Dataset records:
+ + +

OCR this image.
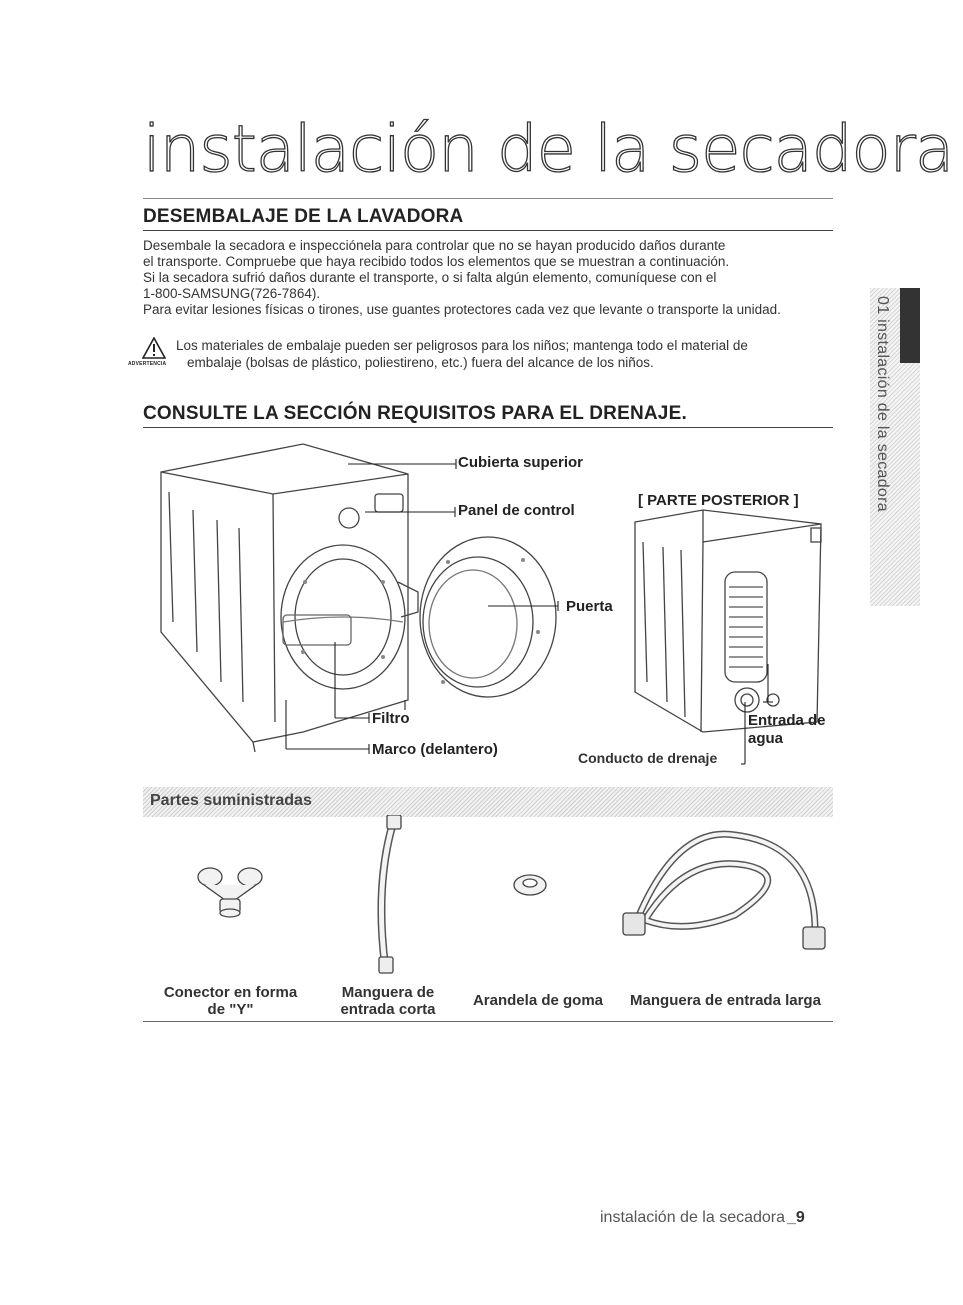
instalación de la secadora
01 instalación de la secadora
DESEMBALAJE DE LA LAVADORA

Desembale la secadora e inspecciónela para controlar que no se hayan producido daños durante

el transporte. Compruebe que haya recibido todos los elementos que se muestran a continuación.

Si la secadora sufrió daños durante el transporte, o si falta algún elemento, comuníquese con el

1-800-SAMSUNG(726-7864).

Para evitar lesiones físicas o tirones, use guantes protectores cada vez que levante o transporte la unidad.

ADVERTENCIA

Los materiales de embalaje pueden ser peligrosos para los niños; mantenga todo el material de

embalaje (bolsas de plástico, poliestireno, etc.) fuera del alcance de los niños.

CONSULTE LA SECCIÓN REQUISITOS PARA EL DRENAJE.
Cubierta superior
Panel de control
Puerta
Filtro
Marco (delantero)
[ PARTE POSTERIOR ]
Entrada de
agua
Conducto de drenaje
Partes suministradas
Conector en forma
de "Y"
Manguera de
entrada corta
Arandela de goma	Manguera de entrada larga
instalación de la secadora _9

+ + +

Your task is to list each line of the records with the word "Manguera".

Manguera de
Arandela de goma	Manguera de entrada larga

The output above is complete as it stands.